--- start DATA SUPPLIED ---

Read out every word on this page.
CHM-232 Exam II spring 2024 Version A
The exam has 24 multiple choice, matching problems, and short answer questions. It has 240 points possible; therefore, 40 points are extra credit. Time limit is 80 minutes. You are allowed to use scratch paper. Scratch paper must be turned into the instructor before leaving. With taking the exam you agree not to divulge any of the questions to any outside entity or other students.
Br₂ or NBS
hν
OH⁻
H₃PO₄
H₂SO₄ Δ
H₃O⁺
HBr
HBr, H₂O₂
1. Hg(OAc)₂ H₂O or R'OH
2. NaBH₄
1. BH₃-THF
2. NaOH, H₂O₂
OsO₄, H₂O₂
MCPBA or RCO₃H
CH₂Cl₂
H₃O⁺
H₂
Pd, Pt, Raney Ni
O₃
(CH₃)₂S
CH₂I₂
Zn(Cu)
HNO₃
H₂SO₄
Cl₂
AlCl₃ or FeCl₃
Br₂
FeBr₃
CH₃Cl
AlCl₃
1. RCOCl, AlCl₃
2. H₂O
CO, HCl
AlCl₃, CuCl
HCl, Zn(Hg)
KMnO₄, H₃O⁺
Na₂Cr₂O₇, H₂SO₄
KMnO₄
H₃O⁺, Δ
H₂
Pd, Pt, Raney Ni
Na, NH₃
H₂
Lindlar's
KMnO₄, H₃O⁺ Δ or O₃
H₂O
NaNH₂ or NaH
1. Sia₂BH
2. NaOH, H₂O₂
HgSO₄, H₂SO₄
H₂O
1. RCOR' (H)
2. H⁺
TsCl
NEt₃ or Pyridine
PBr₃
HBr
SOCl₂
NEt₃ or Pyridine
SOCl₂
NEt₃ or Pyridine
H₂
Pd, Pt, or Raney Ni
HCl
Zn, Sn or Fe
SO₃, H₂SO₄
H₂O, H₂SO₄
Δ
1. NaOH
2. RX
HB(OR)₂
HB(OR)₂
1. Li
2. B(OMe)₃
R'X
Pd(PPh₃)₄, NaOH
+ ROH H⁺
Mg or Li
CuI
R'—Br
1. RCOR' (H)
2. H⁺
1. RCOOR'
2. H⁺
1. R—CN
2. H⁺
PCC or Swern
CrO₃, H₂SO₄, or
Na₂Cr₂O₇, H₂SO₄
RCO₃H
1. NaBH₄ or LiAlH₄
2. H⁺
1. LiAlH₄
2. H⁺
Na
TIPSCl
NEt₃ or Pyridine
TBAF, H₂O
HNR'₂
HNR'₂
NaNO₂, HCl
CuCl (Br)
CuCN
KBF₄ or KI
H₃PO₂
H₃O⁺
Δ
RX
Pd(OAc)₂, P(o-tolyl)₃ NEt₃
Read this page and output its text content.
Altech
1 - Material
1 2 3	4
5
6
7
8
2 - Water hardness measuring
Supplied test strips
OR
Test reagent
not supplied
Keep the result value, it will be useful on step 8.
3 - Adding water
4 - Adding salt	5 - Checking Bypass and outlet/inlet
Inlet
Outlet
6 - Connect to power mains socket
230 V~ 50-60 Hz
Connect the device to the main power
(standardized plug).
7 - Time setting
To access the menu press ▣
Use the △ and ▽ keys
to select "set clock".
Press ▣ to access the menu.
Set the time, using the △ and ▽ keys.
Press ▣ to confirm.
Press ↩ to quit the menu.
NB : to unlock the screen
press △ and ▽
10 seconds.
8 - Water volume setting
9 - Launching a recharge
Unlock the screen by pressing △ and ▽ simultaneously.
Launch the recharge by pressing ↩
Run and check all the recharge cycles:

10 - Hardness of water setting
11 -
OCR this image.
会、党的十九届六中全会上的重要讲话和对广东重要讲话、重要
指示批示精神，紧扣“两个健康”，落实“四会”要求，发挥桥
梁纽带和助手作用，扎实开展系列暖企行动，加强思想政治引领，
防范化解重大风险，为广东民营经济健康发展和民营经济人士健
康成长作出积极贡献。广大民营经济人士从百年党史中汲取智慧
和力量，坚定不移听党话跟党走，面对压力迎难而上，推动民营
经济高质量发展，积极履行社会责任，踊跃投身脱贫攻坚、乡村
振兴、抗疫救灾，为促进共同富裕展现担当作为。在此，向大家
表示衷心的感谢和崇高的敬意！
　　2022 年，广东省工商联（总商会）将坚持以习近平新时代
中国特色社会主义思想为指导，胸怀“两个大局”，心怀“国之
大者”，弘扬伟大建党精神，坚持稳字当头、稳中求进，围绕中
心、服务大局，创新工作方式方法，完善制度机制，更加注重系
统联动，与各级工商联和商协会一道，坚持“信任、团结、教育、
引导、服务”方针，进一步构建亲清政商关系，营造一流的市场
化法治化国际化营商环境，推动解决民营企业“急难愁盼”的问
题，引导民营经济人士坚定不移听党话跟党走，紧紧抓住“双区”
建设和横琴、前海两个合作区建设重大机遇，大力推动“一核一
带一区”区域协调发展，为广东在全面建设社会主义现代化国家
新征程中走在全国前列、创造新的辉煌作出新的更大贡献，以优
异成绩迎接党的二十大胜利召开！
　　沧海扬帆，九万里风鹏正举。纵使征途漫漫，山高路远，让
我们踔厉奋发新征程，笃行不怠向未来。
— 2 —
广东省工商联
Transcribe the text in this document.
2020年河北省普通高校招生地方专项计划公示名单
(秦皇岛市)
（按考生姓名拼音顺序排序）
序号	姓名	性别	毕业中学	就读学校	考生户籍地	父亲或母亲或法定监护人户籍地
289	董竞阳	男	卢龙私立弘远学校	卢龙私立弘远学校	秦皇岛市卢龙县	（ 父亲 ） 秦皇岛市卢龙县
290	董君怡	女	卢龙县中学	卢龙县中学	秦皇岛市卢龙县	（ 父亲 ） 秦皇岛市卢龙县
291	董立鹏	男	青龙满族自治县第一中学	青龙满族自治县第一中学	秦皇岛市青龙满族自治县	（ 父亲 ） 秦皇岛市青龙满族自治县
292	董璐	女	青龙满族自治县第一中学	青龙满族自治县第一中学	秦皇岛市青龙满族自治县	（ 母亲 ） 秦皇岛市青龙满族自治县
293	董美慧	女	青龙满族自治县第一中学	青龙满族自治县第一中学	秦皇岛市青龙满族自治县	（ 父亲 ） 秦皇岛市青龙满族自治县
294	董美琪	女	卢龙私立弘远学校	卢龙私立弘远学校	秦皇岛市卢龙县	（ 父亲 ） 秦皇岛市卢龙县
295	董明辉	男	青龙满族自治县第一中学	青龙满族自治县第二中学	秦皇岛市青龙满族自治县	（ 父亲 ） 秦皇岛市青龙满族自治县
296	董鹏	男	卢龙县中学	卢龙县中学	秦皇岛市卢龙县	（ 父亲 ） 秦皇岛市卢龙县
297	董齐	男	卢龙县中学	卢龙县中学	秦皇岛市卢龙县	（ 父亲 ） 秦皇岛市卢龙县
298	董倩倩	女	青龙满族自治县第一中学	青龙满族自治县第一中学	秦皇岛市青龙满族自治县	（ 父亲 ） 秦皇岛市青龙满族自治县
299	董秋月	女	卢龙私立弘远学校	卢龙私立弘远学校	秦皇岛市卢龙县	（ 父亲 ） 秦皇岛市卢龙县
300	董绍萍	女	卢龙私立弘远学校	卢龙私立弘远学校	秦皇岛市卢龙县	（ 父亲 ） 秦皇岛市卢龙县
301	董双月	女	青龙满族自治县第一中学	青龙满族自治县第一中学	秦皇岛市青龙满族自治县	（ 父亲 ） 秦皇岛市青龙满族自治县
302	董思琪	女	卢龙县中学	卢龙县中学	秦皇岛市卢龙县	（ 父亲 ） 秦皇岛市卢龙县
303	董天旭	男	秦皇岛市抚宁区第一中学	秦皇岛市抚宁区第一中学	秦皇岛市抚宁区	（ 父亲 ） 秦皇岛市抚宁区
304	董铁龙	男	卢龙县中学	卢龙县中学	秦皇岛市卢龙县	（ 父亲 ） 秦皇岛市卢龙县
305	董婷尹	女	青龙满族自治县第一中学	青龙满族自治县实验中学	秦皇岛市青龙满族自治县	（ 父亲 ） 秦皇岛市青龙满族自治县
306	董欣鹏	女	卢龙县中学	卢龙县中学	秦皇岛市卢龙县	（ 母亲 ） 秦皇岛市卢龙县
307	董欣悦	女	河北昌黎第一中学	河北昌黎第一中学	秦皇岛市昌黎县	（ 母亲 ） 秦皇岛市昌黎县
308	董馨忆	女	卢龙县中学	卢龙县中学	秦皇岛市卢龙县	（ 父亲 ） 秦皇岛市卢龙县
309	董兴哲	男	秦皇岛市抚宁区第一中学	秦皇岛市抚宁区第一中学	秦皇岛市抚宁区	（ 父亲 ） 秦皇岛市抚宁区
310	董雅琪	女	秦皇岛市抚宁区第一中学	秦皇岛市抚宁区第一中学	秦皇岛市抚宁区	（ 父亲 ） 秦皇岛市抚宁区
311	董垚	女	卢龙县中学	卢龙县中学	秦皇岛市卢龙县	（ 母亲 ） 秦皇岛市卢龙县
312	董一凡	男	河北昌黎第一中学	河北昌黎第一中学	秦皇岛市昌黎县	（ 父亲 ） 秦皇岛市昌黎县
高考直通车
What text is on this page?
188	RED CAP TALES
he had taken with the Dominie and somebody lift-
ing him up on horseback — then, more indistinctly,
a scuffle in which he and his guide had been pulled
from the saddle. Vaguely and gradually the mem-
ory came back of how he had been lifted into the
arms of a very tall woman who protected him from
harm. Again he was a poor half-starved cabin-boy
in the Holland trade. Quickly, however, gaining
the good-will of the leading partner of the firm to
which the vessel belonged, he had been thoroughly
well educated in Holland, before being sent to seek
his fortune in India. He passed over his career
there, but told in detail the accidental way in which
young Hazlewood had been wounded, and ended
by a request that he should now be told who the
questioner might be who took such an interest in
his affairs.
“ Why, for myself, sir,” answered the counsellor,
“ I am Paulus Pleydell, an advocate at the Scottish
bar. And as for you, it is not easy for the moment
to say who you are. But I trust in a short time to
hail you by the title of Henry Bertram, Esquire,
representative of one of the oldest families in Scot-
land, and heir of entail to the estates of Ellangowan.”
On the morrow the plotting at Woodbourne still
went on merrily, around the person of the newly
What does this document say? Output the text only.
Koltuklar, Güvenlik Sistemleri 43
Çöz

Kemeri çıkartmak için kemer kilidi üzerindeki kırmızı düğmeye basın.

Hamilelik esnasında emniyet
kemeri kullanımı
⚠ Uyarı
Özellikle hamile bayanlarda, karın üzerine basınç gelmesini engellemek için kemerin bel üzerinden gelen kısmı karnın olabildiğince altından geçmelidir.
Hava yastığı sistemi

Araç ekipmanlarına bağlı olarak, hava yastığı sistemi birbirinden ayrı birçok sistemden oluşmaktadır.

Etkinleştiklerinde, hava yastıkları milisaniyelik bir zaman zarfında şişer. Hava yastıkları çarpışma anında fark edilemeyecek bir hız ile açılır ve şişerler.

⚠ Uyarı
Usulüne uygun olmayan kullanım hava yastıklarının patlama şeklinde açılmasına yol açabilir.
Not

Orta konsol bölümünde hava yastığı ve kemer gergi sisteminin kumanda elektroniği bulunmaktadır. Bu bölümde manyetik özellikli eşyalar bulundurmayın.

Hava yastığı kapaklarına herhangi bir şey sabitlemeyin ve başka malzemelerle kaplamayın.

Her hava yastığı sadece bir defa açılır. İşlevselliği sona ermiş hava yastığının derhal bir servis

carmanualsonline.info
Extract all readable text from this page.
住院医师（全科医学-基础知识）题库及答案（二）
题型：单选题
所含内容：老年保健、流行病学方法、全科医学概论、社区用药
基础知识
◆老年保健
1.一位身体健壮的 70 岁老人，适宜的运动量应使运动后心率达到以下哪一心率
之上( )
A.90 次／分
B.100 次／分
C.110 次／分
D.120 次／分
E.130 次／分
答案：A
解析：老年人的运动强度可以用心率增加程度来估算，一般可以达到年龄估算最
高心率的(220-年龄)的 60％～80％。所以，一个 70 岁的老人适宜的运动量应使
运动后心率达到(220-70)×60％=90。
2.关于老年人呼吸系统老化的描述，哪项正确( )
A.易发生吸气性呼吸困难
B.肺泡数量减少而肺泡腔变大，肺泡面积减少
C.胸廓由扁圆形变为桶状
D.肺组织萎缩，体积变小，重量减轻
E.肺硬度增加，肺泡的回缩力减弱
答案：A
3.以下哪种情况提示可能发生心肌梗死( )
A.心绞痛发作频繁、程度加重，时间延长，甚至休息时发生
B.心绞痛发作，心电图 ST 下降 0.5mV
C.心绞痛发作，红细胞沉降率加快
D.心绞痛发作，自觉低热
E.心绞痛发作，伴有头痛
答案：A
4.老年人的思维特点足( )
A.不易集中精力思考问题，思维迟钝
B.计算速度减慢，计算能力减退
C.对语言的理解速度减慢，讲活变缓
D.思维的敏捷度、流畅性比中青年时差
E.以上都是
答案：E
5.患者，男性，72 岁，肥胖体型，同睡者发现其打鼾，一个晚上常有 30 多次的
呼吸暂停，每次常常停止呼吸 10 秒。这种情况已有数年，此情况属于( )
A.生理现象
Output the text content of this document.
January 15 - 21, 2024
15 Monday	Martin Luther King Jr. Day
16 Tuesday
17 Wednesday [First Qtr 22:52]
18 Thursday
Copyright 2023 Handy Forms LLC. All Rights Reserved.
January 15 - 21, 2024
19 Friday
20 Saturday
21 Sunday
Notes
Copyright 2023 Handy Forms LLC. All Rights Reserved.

--- end DATA SUPPLIED ---

- WHAT THIS TASK INVOLVES -
Using the material above, gather every line that includes "秦皇岛市昌黎县".

- ANSWER TO THE PROBLEM -
307	董欣悦	女	河北昌黎第一中学	河北昌黎第一中学	秦皇岛市昌黎县	（ 母亲 ） 秦皇岛市昌黎县
312	董一凡	男	河北昌黎第一中学	河北昌黎第一中学	秦皇岛市昌黎县	（ 父亲 ） 秦皇岛市昌黎县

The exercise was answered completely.